## Stated problem
Reproduce every record below exactly as written, but leave out any pictures.

══ Source material ══

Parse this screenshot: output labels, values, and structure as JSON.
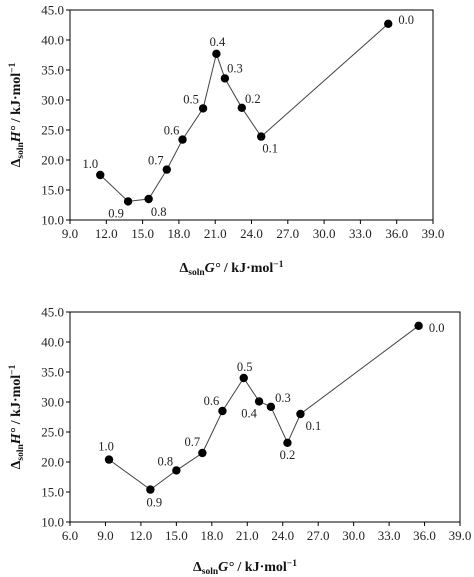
{
  "chart_data": [
    {
      "type": "scatter",
      "title": "",
      "xlabel": {
        "prefix": "Δ",
        "sub": "soln",
        "main": "G°",
        "unit": " / kJ·mol",
        "sup": "−1"
      },
      "ylabel": {
        "prefix": "Δ",
        "sub": "soln",
        "main": "H°",
        "unit": " / kJ·mol",
        "sup": "−1"
      },
      "xlim": [
        9.0,
        39.0
      ],
      "ylim": [
        10.0,
        45.0
      ],
      "x_ticks": [
        "9.0",
        "12.0",
        "15.0",
        "18.0",
        "21.0",
        "24.0",
        "27.0",
        "30.0",
        "33.0",
        "36.0",
        "39.0"
      ],
      "y_ticks": [
        "10.0",
        "15.0",
        "20.0",
        "25.0",
        "30.0",
        "35.0",
        "40.0",
        "45.0"
      ],
      "grid": false,
      "markers": true,
      "points": [
        {
          "label": "1.0",
          "x": 11.5,
          "y": 17.5
        },
        {
          "label": "0.9",
          "x": 13.8,
          "y": 13.1
        },
        {
          "label": "0.8",
          "x": 15.5,
          "y": 13.5
        },
        {
          "label": "0.7",
          "x": 17.0,
          "y": 18.4
        },
        {
          "label": "0.6",
          "x": 18.3,
          "y": 23.4
        },
        {
          "label": "0.5",
          "x": 20.0,
          "y": 28.6
        },
        {
          "label": "0.4",
          "x": 21.1,
          "y": 37.7
        },
        {
          "label": "0.3",
          "x": 21.8,
          "y": 33.6
        },
        {
          "label": "0.2",
          "x": 23.2,
          "y": 28.7
        },
        {
          "label": "0.1",
          "x": 24.8,
          "y": 23.9
        },
        {
          "label": "0.0",
          "x": 35.3,
          "y": 42.7
        }
      ]
    },
    {
      "type": "scatter",
      "title": "",
      "xlabel": {
        "prefix": "Δ",
        "sub": "soln",
        "main": "G°",
        "unit": " / kJ·mol",
        "sup": "−1"
      },
      "ylabel": {
        "prefix": "Δ",
        "sub": "soln",
        "main": "H°",
        "unit": " / kJ·mol",
        "sup": "−1"
      },
      "xlim": [
        6.0,
        39.0
      ],
      "ylim": [
        10.0,
        45.0
      ],
      "x_ticks": [
        "6.0",
        "9.0",
        "12.0",
        "15.0",
        "18.0",
        "21.0",
        "24.0",
        "27.0",
        "30.0",
        "33.0",
        "36.0",
        "39.0"
      ],
      "y_ticks": [
        "10.0",
        "15.0",
        "20.0",
        "25.0",
        "30.0",
        "35.0",
        "40.0",
        "45.0"
      ],
      "grid": false,
      "markers": true,
      "points": [
        {
          "label": "1.0",
          "x": 9.3,
          "y": 20.4
        },
        {
          "label": "0.9",
          "x": 12.8,
          "y": 15.4
        },
        {
          "label": "0.8",
          "x": 15.0,
          "y": 18.6
        },
        {
          "label": "0.7",
          "x": 17.2,
          "y": 21.5
        },
        {
          "label": "0.6",
          "x": 18.9,
          "y": 28.5
        },
        {
          "label": "0.5",
          "x": 20.7,
          "y": 34.0
        },
        {
          "label": "0.4",
          "x": 22.0,
          "y": 30.1
        },
        {
          "label": "0.3",
          "x": 23.0,
          "y": 29.2
        },
        {
          "label": "0.2",
          "x": 24.4,
          "y": 23.2
        },
        {
          "label": "0.1",
          "x": 25.5,
          "y": 28.0
        },
        {
          "label": "0.0",
          "x": 35.5,
          "y": 42.7
        }
      ]
    }
  ]
}
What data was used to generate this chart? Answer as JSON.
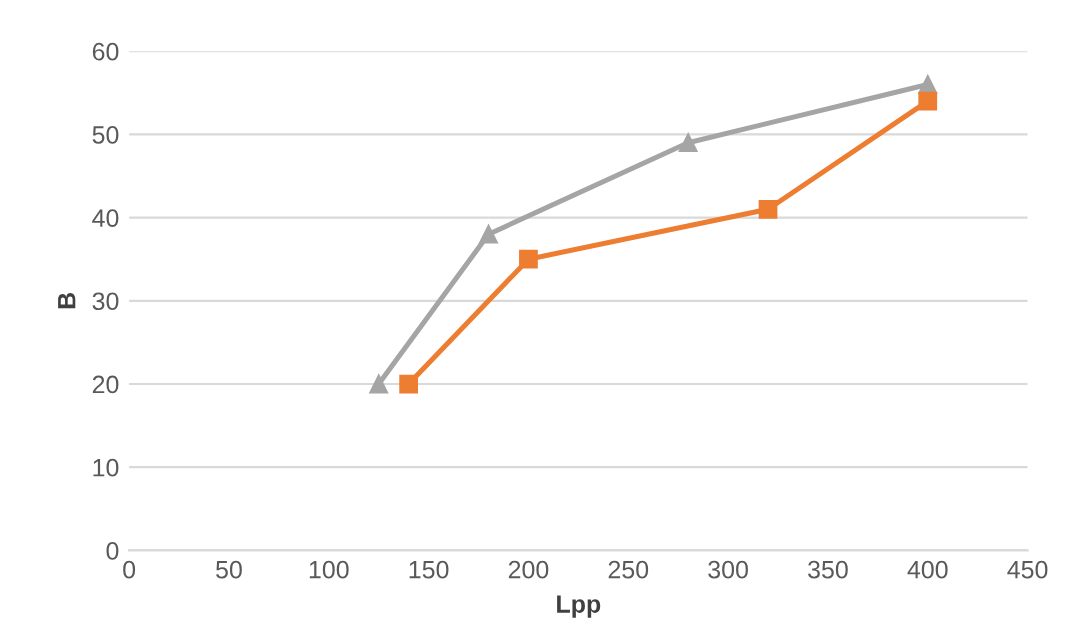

═══

## Answer to this problem
Parse this screenshot: output labels, values, and structure as JSON.
{
  "chart_data": [
    {
      "type": "scatter",
      "title": "",
      "xlabel": {
        "prefix": "Δ",
        "sub": "soln",
        "main": "G°",
        "unit": " / kJ·mol",
        "sup": "−1"
      },
      "ylabel": {
        "prefix": "Δ",
        "sub": "soln",
        "main": "H°",
        "unit": " / kJ·mol",
        "sup": "−1"
      },
      "xlim": [
        9.0,
        39.0
      ],
      "ylim": [
        10.0,
        45.0
      ],
      "x_ticks": [
        "9.0",
        "12.0",
        "15.0",
        "18.0",
        "21.0",
        "24.0",
        "27.0",
        "30.0",
        "33.0",
        "36.0",
        "39.0"
      ],
      "y_ticks": [
        "10.0",
        "15.0",
        "20.0",
        "25.0",
        "30.0",
        "35.0",
        "40.0",
        "45.0"
      ],
      "grid": false,
      "markers": true,
      "points": [
        {
          "label": "1.0",
          "x": 11.5,
          "y": 17.5
        },
        {
          "label": "0.9",
          "x": 13.8,
          "y": 13.1
        },
        {
          "label": "0.8",
          "x": 15.5,
          "y": 13.5
        },
        {
          "label": "0.7",
          "x": 17.0,
          "y": 18.4
        },
        {
          "label": "0.6",
          "x": 18.3,
          "y": 23.4
        },
        {
          "label": "0.5",
          "x": 20.0,
          "y": 28.6
        },
        {
          "label": "0.4",
          "x": 21.1,
          "y": 37.7
        },
        {
          "label": "0.3",
          "x": 21.8,
          "y": 33.6
        },
        {
          "label": "0.2",
          "x": 23.2,
          "y": 28.7
        },
        {
          "label": "0.1",
          "x": 24.8,
          "y": 23.9
        },
        {
          "label": "0.0",
          "x": 35.3,
          "y": 42.7
        }
      ]
    },
    {
      "type": "scatter",
      "title": "",
      "xlabel": {
        "prefix": "Δ",
        "sub": "soln",
        "main": "G°",
        "unit": " / kJ·mol",
        "sup": "−1"
      },
      "ylabel": {
        "prefix": "Δ",
        "sub": "soln",
        "main": "H°",
        "unit": " / kJ·mol",
        "sup": "−1"
      },
      "xlim": [
        6.0,
        39.0
      ],
      "ylim": [
        10.0,
        45.0
      ],
      "x_ticks": [
        "6.0",
        "9.0",
        "12.0",
        "15.0",
        "18.0",
        "21.0",
        "24.0",
        "27.0",
        "30.0",
        "33.0",
        "36.0",
        "39.0"
      ],
      "y_ticks": [
        "10.0",
        "15.0",
        "20.0",
        "25.0",
        "30.0",
        "35.0",
        "40.0",
        "45.0"
      ],
      "grid": false,
      "markers": true,
      "points": [
        {
          "label": "1.0",
          "x": 9.3,
          "y": 20.4
        },
        {
          "label": "0.9",
          "x": 12.8,
          "y": 15.4
        },
        {
          "label": "0.8",
          "x": 15.0,
          "y": 18.6
        },
        {
          "label": "0.7",
          "x": 17.2,
          "y": 21.5
        },
        {
          "label": "0.6",
          "x": 18.9,
          "y": 28.5
        },
        {
          "label": "0.5",
          "x": 20.7,
          "y": 34.0
        },
        {
          "label": "0.4",
          "x": 22.0,
          "y": 30.1
        },
        {
          "label": "0.3",
          "x": 23.0,
          "y": 29.2
        },
        {
          "label": "0.2",
          "x": 24.4,
          "y": 23.2
        },
        {
          "label": "0.1",
          "x": 25.5,
          "y": 28.0
        },
        {
          "label": "0.0",
          "x": 35.5,
          "y": 42.7
        }
      ]
    }
  ]
}
What data was used to generate this chart? Answer as JSON.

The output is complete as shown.